Aim of the exercise. Lift every line from the entries that includes the word "cromosomas".

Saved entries
'''

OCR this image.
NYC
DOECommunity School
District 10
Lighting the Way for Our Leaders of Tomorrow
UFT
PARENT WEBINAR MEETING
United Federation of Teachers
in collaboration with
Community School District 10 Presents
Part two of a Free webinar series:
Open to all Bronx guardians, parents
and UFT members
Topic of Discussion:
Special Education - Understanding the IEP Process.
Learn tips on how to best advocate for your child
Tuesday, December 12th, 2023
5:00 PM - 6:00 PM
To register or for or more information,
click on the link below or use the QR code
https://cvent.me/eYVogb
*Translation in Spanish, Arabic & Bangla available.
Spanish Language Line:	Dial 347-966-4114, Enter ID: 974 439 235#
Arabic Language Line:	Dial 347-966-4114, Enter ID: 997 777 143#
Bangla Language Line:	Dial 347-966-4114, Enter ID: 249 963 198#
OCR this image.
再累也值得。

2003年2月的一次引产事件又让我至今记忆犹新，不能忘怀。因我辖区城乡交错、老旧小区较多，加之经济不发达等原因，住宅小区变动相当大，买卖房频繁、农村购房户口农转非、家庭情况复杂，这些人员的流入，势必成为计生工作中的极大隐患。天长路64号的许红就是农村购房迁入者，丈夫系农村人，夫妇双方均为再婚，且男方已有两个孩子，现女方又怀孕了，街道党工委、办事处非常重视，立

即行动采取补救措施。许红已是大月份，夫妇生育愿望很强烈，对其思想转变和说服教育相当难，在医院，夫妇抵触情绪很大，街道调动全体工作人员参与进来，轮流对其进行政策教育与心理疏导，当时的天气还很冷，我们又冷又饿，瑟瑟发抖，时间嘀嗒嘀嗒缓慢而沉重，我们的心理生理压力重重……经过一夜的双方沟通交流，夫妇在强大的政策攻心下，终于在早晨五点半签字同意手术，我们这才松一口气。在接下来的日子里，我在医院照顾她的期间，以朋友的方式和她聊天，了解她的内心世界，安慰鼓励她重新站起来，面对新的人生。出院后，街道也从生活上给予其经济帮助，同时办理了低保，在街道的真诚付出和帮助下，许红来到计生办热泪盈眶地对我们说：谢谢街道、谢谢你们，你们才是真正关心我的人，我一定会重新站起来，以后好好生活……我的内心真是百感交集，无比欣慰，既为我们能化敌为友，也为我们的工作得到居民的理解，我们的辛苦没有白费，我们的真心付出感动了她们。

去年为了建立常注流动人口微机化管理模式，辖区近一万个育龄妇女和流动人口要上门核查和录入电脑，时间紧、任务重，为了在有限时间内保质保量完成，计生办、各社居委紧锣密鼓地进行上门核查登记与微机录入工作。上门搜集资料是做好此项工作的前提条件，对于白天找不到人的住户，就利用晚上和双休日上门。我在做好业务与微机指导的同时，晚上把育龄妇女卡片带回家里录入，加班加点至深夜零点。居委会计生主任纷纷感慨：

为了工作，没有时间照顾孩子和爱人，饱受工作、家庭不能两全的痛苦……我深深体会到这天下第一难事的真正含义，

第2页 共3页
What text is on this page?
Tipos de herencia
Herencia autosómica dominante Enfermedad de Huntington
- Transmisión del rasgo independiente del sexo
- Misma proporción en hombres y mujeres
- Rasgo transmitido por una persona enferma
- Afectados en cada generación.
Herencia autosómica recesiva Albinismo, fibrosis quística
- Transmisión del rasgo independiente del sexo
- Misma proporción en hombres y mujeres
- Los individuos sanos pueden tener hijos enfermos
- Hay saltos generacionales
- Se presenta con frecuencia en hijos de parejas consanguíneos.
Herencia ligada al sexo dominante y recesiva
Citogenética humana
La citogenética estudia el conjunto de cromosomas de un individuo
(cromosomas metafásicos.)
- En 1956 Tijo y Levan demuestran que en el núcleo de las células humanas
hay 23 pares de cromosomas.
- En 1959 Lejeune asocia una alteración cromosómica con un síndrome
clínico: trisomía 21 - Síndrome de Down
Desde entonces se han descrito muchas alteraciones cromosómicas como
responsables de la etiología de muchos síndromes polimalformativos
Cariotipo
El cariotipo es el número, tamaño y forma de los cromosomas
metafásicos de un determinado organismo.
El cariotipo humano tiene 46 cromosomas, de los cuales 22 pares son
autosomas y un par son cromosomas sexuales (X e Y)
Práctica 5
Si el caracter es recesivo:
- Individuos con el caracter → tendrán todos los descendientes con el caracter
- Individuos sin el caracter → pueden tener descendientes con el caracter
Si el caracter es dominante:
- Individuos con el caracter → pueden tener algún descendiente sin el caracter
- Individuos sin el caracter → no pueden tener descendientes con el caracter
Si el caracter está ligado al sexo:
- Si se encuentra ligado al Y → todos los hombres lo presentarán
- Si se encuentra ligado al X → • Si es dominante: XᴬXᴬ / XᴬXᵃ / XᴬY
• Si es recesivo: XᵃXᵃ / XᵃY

'''

Exercise result.
La citogenética estudia el conjunto de cromosomas de un individuo
(cromosomas metafásicos.)
hay 23 pares de cromosomas.
El cariotipo es el número, tamaño y forma de los cromosomas
El cariotipo humano tiene 46 cromosomas, de los cuales 22 pares son
autosomas y un par son cromosomas sexuales (X e Y)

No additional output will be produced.